■ PROMPT
Repeat exactly each line of the data provided below.
####################
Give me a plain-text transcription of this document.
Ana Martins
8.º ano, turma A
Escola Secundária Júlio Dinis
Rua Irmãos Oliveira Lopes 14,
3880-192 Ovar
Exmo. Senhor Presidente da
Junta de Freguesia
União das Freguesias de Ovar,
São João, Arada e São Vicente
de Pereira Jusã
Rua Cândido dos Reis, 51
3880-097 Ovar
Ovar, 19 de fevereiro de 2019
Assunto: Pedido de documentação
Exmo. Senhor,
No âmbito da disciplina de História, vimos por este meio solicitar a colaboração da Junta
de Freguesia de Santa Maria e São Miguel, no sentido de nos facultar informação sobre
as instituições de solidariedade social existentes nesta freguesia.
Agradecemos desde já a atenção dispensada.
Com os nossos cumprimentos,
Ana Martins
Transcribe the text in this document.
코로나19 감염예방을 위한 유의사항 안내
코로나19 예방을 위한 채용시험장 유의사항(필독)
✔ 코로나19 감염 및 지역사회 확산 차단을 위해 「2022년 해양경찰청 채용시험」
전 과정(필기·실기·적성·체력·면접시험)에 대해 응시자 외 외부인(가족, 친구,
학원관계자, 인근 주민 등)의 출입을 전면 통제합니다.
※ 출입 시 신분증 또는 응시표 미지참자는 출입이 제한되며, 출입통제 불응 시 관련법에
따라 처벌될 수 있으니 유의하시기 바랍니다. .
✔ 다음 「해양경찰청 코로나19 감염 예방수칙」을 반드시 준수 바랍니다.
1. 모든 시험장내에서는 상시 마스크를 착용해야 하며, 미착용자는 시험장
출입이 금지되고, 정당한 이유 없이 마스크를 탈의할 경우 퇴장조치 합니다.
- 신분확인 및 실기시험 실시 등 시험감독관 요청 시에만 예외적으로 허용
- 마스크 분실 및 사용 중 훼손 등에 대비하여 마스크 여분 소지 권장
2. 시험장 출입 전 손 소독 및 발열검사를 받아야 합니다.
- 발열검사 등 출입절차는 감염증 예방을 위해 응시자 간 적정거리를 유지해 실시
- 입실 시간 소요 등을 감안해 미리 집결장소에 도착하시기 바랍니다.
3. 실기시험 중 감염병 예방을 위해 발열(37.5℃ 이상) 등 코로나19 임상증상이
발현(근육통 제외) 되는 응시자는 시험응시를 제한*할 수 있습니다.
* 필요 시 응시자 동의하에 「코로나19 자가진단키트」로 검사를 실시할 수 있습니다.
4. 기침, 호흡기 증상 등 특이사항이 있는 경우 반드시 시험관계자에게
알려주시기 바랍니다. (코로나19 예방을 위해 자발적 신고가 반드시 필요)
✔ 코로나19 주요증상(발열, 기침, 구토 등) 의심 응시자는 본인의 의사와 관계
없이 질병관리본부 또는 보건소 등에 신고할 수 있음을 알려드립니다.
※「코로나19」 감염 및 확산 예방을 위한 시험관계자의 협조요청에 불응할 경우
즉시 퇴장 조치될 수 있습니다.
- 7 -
####################
■ COMPLETED TASK
Give me a plain-text transcription of this document.
Ana Martins
8.º ano, turma A
Escola Secundária Júlio Dinis
Rua Irmãos Oliveira Lopes 14,
3880-192 Ovar
Exmo. Senhor Presidente da
Junta de Freguesia
União das Freguesias de Ovar,
São João, Arada e São Vicente
de Pereira Jusã
Rua Cândido dos Reis, 51
3880-097 Ovar
Ovar, 19 de fevereiro de 2019
Assunto: Pedido de documentação
Exmo. Senhor,
No âmbito da disciplina de História, vimos por este meio solicitar a colaboração da Junta
de Freguesia de Santa Maria e São Miguel, no sentido de nos facultar informação sobre
as instituições de solidariedade social existentes nesta freguesia.
Agradecemos desde já a atenção dispensada.
Com os nossos cumprimentos,
Ana Martins
Transcribe the text in this document.
코로나19 감염예방을 위한 유의사항 안내
코로나19 예방을 위한 채용시험장 유의사항(필독)
✔ 코로나19 감염 및 지역사회 확산 차단을 위해 「2022년 해양경찰청 채용시험」
전 과정(필기·실기·적성·체력·면접시험)에 대해 응시자 외 외부인(가족, 친구,
학원관계자, 인근 주민 등)의 출입을 전면 통제합니다.
※ 출입 시 신분증 또는 응시표 미지참자는 출입이 제한되며, 출입통제 불응 시 관련법에
따라 처벌될 수 있으니 유의하시기 바랍니다. .
✔ 다음 「해양경찰청 코로나19 감염 예방수칙」을 반드시 준수 바랍니다.
1. 모든 시험장내에서는 상시 마스크를 착용해야 하며, 미착용자는 시험장
출입이 금지되고, 정당한 이유 없이 마스크를 탈의할 경우 퇴장조치 합니다.
- 신분확인 및 실기시험 실시 등 시험감독관 요청 시에만 예외적으로 허용
- 마스크 분실 및 사용 중 훼손 등에 대비하여 마스크 여분 소지 권장
2. 시험장 출입 전 손 소독 및 발열검사를 받아야 합니다.
- 발열검사 등 출입절차는 감염증 예방을 위해 응시자 간 적정거리를 유지해 실시
- 입실 시간 소요 등을 감안해 미리 집결장소에 도착하시기 바랍니다.
3. 실기시험 중 감염병 예방을 위해 발열(37.5℃ 이상) 등 코로나19 임상증상이
발현(근육통 제외) 되는 응시자는 시험응시를 제한*할 수 있습니다.
* 필요 시 응시자 동의하에 「코로나19 자가진단키트」로 검사를 실시할 수 있습니다.
4. 기침, 호흡기 증상 등 특이사항이 있는 경우 반드시 시험관계자에게
알려주시기 바랍니다. (코로나19 예방을 위해 자발적 신고가 반드시 필요)
✔ 코로나19 주요증상(발열, 기침, 구토 등) 의심 응시자는 본인의 의사와 관계
없이 질병관리본부 또는 보건소 등에 신고할 수 있음을 알려드립니다.
※「코로나19」 감염 및 확산 예방을 위한 시험관계자의 협조요청에 불응할 경우
즉시 퇴장 조치될 수 있습니다.
- 7 -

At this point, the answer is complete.